** Start **

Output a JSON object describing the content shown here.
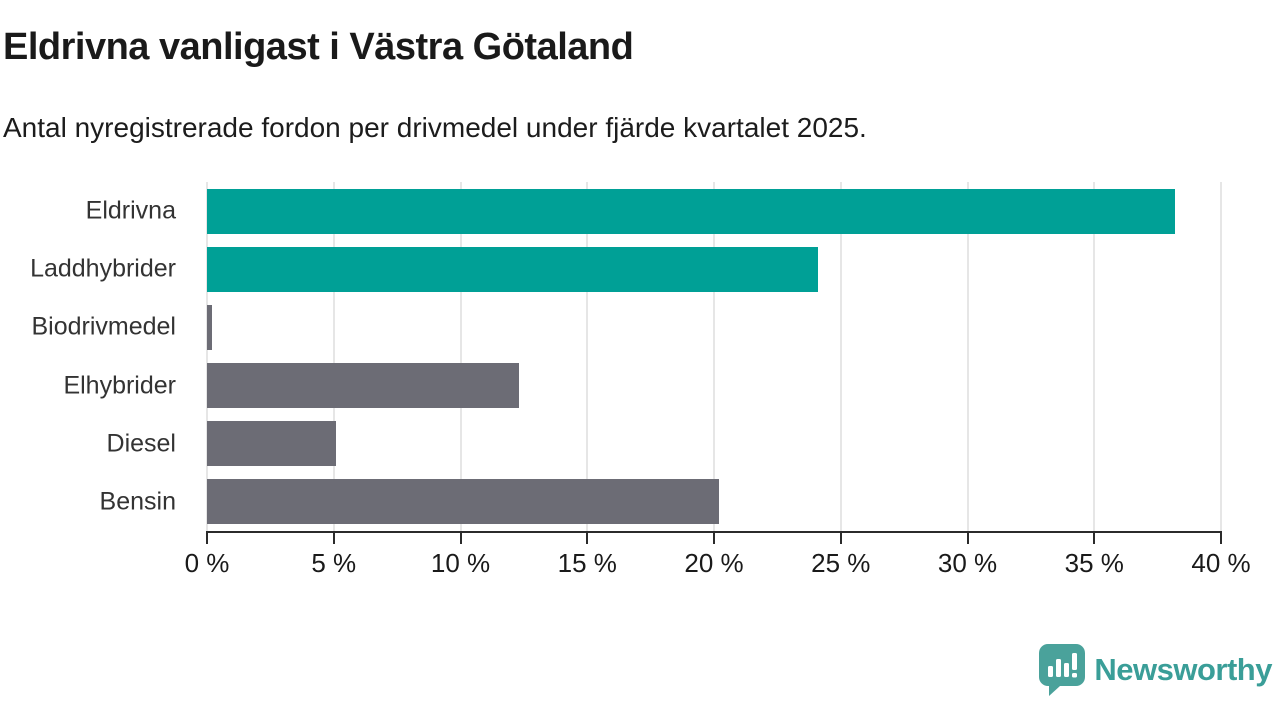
{
  "header": {
    "title": "Eldrivna vanligast i Västra Götaland",
    "subtitle": "Antal nyregistrerade fordon per drivmedel under fjärde kvartalet 2025."
  },
  "chart_data": {
    "type": "bar",
    "orientation": "horizontal",
    "title": "Eldrivna vanligast i Västra Götaland",
    "subtitle": "Antal nyregistrerade fordon per drivmedel under fjärde kvartalet 2025.",
    "categories": [
      "Eldrivna",
      "Laddhybrider",
      "Biodrivmedel",
      "Elhybrider",
      "Diesel",
      "Bensin"
    ],
    "values": [
      38.2,
      24.1,
      0.2,
      12.3,
      5.1,
      20.2
    ],
    "value_unit": "%",
    "bar_colors": [
      "#00a096",
      "#00a096",
      "#6c6c75",
      "#6c6c75",
      "#6c6c75",
      "#6c6c75"
    ],
    "xlim": [
      0,
      40
    ],
    "x_ticks": [
      0,
      5,
      10,
      15,
      20,
      25,
      30,
      35,
      40
    ],
    "x_tick_labels": [
      "0 %",
      "5 %",
      "10 %",
      "15 %",
      "20 %",
      "25 %",
      "30 %",
      "35 %",
      "40 %"
    ],
    "grid": "vertical",
    "legend": "none",
    "data_labels": "none"
  },
  "palette": {
    "highlight": "#00a096",
    "neutral": "#6c6c75",
    "gridline": "#e6e6e6",
    "axis": "#2b2b2b",
    "text": "#1a1a1a",
    "brand_teal": "#3a9e98",
    "logo_icon_teal": "#4aa29b"
  },
  "branding": {
    "logo_text": "Newsworthy",
    "logo_icon": "speech-bubble-bar-chart-icon"
  }
}
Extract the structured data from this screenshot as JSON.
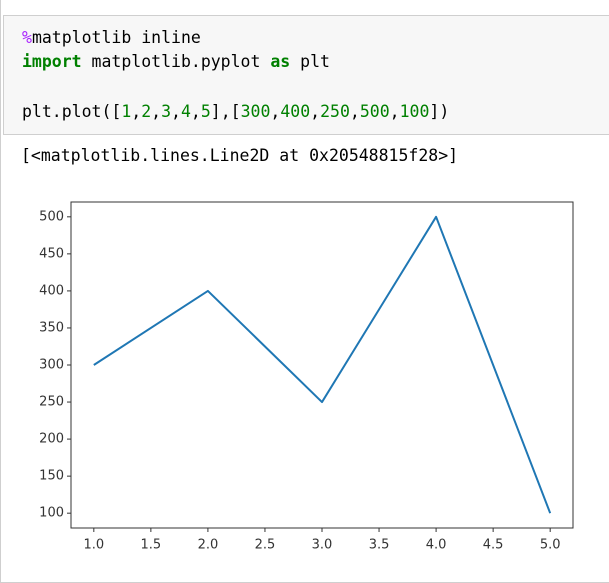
{
  "code": {
    "lines": [
      [
        "%",
        "matplotlib inline"
      ],
      [
        "import",
        " matplotlib.pyplot ",
        "as",
        " plt"
      ],
      [
        "plt.plot([",
        "1",
        ",",
        "2",
        ",",
        "3",
        ",",
        "4",
        ",",
        "5",
        "],[",
        "300",
        ",",
        "400",
        ",",
        "250",
        ",",
        "500",
        ",",
        "100",
        "])"
      ]
    ]
  },
  "output": {
    "text": "[<matplotlib.lines.Line2D at 0x20548815f28>]"
  },
  "chart_data": {
    "type": "line",
    "x": [
      1,
      2,
      3,
      4,
      5
    ],
    "values": [
      300,
      400,
      250,
      500,
      100
    ],
    "color": "#1f77b4",
    "xlim": [
      0.8,
      5.2
    ],
    "ylim": [
      80,
      520
    ],
    "xticks": [
      {
        "value": 1,
        "label": "1.0"
      },
      {
        "value": 1.5,
        "label": "1.5"
      },
      {
        "value": 2,
        "label": "2.0"
      },
      {
        "value": 2.5,
        "label": "2.5"
      },
      {
        "value": 3,
        "label": "3.0"
      },
      {
        "value": 3.5,
        "label": "3.5"
      },
      {
        "value": 4,
        "label": "4.0"
      },
      {
        "value": 4.5,
        "label": "4.5"
      },
      {
        "value": 5,
        "label": "5.0"
      }
    ],
    "yticks": [
      100,
      150,
      200,
      250,
      300,
      350,
      400,
      450,
      500
    ],
    "grid": false
  }
}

** End **

| What this task involves |
Copy all the entries word for word. Omit any pictures.

| Result for this exercise |
Output a JSON object describing the content shown here.
{
  "header": {
    "title": "Eldrivna vanligast i Västra Götaland",
    "subtitle": "Antal nyregistrerade fordon per drivmedel under fjärde kvartalet 2025."
  },
  "chart_data": {
    "type": "bar",
    "orientation": "horizontal",
    "title": "Eldrivna vanligast i Västra Götaland",
    "subtitle": "Antal nyregistrerade fordon per drivmedel under fjärde kvartalet 2025.",
    "categories": [
      "Eldrivna",
      "Laddhybrider",
      "Biodrivmedel",
      "Elhybrider",
      "Diesel",
      "Bensin"
    ],
    "values": [
      38.2,
      24.1,
      0.2,
      12.3,
      5.1,
      20.2
    ],
    "value_unit": "%",
    "bar_colors": [
      "#00a096",
      "#00a096",
      "#6c6c75",
      "#6c6c75",
      "#6c6c75",
      "#6c6c75"
    ],
    "xlim": [
      0,
      40
    ],
    "x_ticks": [
      0,
      5,
      10,
      15,
      20,
      25,
      30,
      35,
      40
    ],
    "x_tick_labels": [
      "0 %",
      "5 %",
      "10 %",
      "15 %",
      "20 %",
      "25 %",
      "30 %",
      "35 %",
      "40 %"
    ],
    "grid": "vertical",
    "legend": "none",
    "data_labels": "none"
  },
  "palette": {
    "highlight": "#00a096",
    "neutral": "#6c6c75",
    "gridline": "#e6e6e6",
    "axis": "#2b2b2b",
    "text": "#1a1a1a",
    "brand_teal": "#3a9e98",
    "logo_icon_teal": "#4aa29b"
  },
  "branding": {
    "logo_text": "Newsworthy",
    "logo_icon": "speech-bubble-bar-chart-icon"
  }
}
Extract the structured data from this screenshot as JSON.
{
  "code": {
    "lines": [
      [
        "%",
        "matplotlib inline"
      ],
      [
        "import",
        " matplotlib.pyplot ",
        "as",
        " plt"
      ],
      [
        "plt.plot([",
        "1",
        ",",
        "2",
        ",",
        "3",
        ",",
        "4",
        ",",
        "5",
        "],[",
        "300",
        ",",
        "400",
        ",",
        "250",
        ",",
        "500",
        ",",
        "100",
        "])"
      ]
    ]
  },
  "output": {
    "text": "[<matplotlib.lines.Line2D at 0x20548815f28>]"
  },
  "chart_data": {
    "type": "line",
    "x": [
      1,
      2,
      3,
      4,
      5
    ],
    "values": [
      300,
      400,
      250,
      500,
      100
    ],
    "color": "#1f77b4",
    "xlim": [
      0.8,
      5.2
    ],
    "ylim": [
      80,
      520
    ],
    "xticks": [
      {
        "value": 1,
        "label": "1.0"
      },
      {
        "value": 1.5,
        "label": "1.5"
      },
      {
        "value": 2,
        "label": "2.0"
      },
      {
        "value": 2.5,
        "label": "2.5"
      },
      {
        "value": 3,
        "label": "3.0"
      },
      {
        "value": 3.5,
        "label": "3.5"
      },
      {
        "value": 4,
        "label": "4.0"
      },
      {
        "value": 4.5,
        "label": "4.5"
      },
      {
        "value": 5,
        "label": "5.0"
      }
    ],
    "yticks": [
      100,
      150,
      200,
      250,
      300,
      350,
      400,
      450,
      500
    ],
    "grid": false
  }
}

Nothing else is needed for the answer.